Copy out the complete listing, word for word.

RECORDED DATA:
------------

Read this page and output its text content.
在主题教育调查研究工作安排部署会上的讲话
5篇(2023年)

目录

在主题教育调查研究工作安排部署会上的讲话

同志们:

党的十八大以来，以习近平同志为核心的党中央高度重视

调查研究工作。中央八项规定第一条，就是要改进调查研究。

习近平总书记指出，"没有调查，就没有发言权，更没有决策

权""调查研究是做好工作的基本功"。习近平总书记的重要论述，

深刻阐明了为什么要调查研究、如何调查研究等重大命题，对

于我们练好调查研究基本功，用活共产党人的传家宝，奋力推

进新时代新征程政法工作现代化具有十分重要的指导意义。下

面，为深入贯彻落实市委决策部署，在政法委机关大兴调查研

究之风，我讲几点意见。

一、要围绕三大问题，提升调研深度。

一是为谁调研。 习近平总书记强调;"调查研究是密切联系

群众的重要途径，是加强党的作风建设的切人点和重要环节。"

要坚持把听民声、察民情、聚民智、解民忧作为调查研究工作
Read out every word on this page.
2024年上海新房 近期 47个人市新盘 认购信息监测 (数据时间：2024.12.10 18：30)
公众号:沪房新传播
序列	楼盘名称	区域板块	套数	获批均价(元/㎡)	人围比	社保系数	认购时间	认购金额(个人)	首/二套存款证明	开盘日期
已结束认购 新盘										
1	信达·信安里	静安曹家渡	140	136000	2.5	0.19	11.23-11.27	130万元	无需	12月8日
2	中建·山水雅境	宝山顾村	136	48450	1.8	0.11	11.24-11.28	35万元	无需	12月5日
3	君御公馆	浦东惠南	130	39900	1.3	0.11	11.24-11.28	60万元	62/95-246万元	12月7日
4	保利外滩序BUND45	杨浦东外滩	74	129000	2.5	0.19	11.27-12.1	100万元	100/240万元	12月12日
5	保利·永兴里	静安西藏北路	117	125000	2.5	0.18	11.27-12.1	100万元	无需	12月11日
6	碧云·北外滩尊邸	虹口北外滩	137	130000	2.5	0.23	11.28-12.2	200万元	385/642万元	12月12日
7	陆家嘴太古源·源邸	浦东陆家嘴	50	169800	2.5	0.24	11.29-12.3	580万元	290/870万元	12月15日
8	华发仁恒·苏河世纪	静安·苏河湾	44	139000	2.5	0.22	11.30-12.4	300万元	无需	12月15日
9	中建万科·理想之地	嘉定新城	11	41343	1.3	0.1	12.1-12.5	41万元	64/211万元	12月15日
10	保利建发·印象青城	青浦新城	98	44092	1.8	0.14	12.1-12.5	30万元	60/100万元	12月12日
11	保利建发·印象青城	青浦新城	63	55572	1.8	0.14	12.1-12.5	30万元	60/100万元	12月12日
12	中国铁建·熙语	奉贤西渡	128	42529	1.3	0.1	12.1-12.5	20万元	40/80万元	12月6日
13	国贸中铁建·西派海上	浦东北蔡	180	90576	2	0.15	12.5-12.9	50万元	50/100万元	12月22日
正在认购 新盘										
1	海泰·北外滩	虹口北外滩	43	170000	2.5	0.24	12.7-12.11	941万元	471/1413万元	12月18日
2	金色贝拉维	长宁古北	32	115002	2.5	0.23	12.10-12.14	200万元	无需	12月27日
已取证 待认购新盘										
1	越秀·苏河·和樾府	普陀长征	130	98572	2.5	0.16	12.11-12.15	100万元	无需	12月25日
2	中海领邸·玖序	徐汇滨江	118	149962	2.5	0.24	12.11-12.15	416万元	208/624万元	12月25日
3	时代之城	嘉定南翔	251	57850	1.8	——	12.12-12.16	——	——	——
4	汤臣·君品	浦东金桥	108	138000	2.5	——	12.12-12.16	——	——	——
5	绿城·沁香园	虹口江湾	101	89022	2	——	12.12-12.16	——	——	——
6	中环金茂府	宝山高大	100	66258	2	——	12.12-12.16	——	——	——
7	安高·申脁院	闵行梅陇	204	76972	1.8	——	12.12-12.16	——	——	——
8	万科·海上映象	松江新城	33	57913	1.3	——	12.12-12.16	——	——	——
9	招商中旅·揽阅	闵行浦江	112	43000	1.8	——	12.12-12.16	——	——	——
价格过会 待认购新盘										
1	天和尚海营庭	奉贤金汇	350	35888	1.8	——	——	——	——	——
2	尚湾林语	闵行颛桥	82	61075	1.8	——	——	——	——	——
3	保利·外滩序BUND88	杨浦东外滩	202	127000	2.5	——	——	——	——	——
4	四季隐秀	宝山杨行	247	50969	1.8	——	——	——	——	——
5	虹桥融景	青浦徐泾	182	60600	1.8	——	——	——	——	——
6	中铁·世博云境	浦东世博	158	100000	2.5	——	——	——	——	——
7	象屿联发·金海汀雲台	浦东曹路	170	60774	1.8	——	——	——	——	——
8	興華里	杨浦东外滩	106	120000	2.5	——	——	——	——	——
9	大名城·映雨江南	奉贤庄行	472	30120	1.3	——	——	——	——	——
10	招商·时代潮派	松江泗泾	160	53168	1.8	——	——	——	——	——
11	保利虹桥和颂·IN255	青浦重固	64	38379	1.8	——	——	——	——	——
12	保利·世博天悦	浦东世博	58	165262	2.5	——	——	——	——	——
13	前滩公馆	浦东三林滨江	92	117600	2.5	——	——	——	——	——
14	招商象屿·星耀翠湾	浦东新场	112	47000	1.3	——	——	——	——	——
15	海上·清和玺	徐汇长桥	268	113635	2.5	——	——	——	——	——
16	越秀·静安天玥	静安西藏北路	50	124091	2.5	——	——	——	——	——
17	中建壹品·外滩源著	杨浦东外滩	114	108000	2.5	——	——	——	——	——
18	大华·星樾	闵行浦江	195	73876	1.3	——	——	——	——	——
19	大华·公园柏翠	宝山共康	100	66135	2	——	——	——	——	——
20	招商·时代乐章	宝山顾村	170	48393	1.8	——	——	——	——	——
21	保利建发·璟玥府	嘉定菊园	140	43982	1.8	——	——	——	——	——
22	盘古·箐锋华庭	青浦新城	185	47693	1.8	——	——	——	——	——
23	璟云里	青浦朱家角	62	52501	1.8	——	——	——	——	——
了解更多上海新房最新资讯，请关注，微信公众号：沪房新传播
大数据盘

------------

FULL SOLUTION:
Read this page and output its text content.
在主题教育调查研究工作安排部署会上的讲话
5篇(2023年)

目录

在主题教育调查研究工作安排部署会上的讲话

同志们:

党的十八大以来，以习近平同志为核心的党中央高度重视

调查研究工作。中央八项规定第一条，就是要改进调查研究。

习近平总书记指出，"没有调查，就没有发言权，更没有决策

权""调查研究是做好工作的基本功"。习近平总书记的重要论述，

深刻阐明了为什么要调查研究、如何调查研究等重大命题，对

于我们练好调查研究基本功，用活共产党人的传家宝，奋力推

进新时代新征程政法工作现代化具有十分重要的指导意义。下

面，为深入贯彻落实市委决策部署，在政法委机关大兴调查研

究之风，我讲几点意见。

一、要围绕三大问题，提升调研深度。

一是为谁调研。 习近平总书记强调;"调查研究是密切联系

群众的重要途径，是加强党的作风建设的切人点和重要环节。"

要坚持把听民声、察民情、聚民智、解民忧作为调查研究工作
Read out every word on this page.
2024年上海新房 近期 47个人市新盘 认购信息监测 (数据时间：2024.12.10 18：30)
公众号:沪房新传播
序列	楼盘名称	区域板块	套数	获批均价(元/㎡)	人围比	社保系数	认购时间	认购金额(个人)	首/二套存款证明	开盘日期
已结束认购 新盘										
1	信达·信安里	静安曹家渡	140	136000	2.5	0.19	11.23-11.27	130万元	无需	12月8日
2	中建·山水雅境	宝山顾村	136	48450	1.8	0.11	11.24-11.28	35万元	无需	12月5日
3	君御公馆	浦东惠南	130	39900	1.3	0.11	11.24-11.28	60万元	62/95-246万元	12月7日
4	保利外滩序BUND45	杨浦东外滩	74	129000	2.5	0.19	11.27-12.1	100万元	100/240万元	12月12日
5	保利·永兴里	静安西藏北路	117	125000	2.5	0.18	11.27-12.1	100万元	无需	12月11日
6	碧云·北外滩尊邸	虹口北外滩	137	130000	2.5	0.23	11.28-12.2	200万元	385/642万元	12月12日
7	陆家嘴太古源·源邸	浦东陆家嘴	50	169800	2.5	0.24	11.29-12.3	580万元	290/870万元	12月15日
8	华发仁恒·苏河世纪	静安·苏河湾	44	139000	2.5	0.22	11.30-12.4	300万元	无需	12月15日
9	中建万科·理想之地	嘉定新城	11	41343	1.3	0.1	12.1-12.5	41万元	64/211万元	12月15日
10	保利建发·印象青城	青浦新城	98	44092	1.8	0.14	12.1-12.5	30万元	60/100万元	12月12日
11	保利建发·印象青城	青浦新城	63	55572	1.8	0.14	12.1-12.5	30万元	60/100万元	12月12日
12	中国铁建·熙语	奉贤西渡	128	42529	1.3	0.1	12.1-12.5	20万元	40/80万元	12月6日
13	国贸中铁建·西派海上	浦东北蔡	180	90576	2	0.15	12.5-12.9	50万元	50/100万元	12月22日
正在认购 新盘										
1	海泰·北外滩	虹口北外滩	43	170000	2.5	0.24	12.7-12.11	941万元	471/1413万元	12月18日
2	金色贝拉维	长宁古北	32	115002	2.5	0.23	12.10-12.14	200万元	无需	12月27日
已取证 待认购新盘										
1	越秀·苏河·和樾府	普陀长征	130	98572	2.5	0.16	12.11-12.15	100万元	无需	12月25日
2	中海领邸·玖序	徐汇滨江	118	149962	2.5	0.24	12.11-12.15	416万元	208/624万元	12月25日
3	时代之城	嘉定南翔	251	57850	1.8	——	12.12-12.16	——	——	——
4	汤臣·君品	浦东金桥	108	138000	2.5	——	12.12-12.16	——	——	——
5	绿城·沁香园	虹口江湾	101	89022	2	——	12.12-12.16	——	——	——
6	中环金茂府	宝山高大	100	66258	2	——	12.12-12.16	——	——	——
7	安高·申脁院	闵行梅陇	204	76972	1.8	——	12.12-12.16	——	——	——
8	万科·海上映象	松江新城	33	57913	1.3	——	12.12-12.16	——	——	——
9	招商中旅·揽阅	闵行浦江	112	43000	1.8	——	12.12-12.16	——	——	——
价格过会 待认购新盘										
1	天和尚海营庭	奉贤金汇	350	35888	1.8	——	——	——	——	——
2	尚湾林语	闵行颛桥	82	61075	1.8	——	——	——	——	——
3	保利·外滩序BUND88	杨浦东外滩	202	127000	2.5	——	——	——	——	——
4	四季隐秀	宝山杨行	247	50969	1.8	——	——	——	——	——
5	虹桥融景	青浦徐泾	182	60600	1.8	——	——	——	——	——
6	中铁·世博云境	浦东世博	158	100000	2.5	——	——	——	——	——
7	象屿联发·金海汀雲台	浦东曹路	170	60774	1.8	——	——	——	——	——
8	興華里	杨浦东外滩	106	120000	2.5	——	——	——	——	——
9	大名城·映雨江南	奉贤庄行	472	30120	1.3	——	——	——	——	——
10	招商·时代潮派	松江泗泾	160	53168	1.8	——	——	——	——	——
11	保利虹桥和颂·IN255	青浦重固	64	38379	1.8	——	——	——	——	——
12	保利·世博天悦	浦东世博	58	165262	2.5	——	——	——	——	——
13	前滩公馆	浦东三林滨江	92	117600	2.5	——	——	——	——	——
14	招商象屿·星耀翠湾	浦东新场	112	47000	1.3	——	——	——	——	——
15	海上·清和玺	徐汇长桥	268	113635	2.5	——	——	——	——	——
16	越秀·静安天玥	静安西藏北路	50	124091	2.5	——	——	——	——	——
17	中建壹品·外滩源著	杨浦东外滩	114	108000	2.5	——	——	——	——	——
18	大华·星樾	闵行浦江	195	73876	1.3	——	——	——	——	——
19	大华·公园柏翠	宝山共康	100	66135	2	——	——	——	——	——
20	招商·时代乐章	宝山顾村	170	48393	1.8	——	——	——	——	——
21	保利建发·璟玥府	嘉定菊园	140	43982	1.8	——	——	——	——	——
22	盘古·箐锋华庭	青浦新城	185	47693	1.8	——	——	——	——	——
23	璟云里	青浦朱家角	62	52501	1.8	——	——	——	——	——
了解更多上海新房最新资讯，请关注，微信公众号：沪房新传播
大数据盘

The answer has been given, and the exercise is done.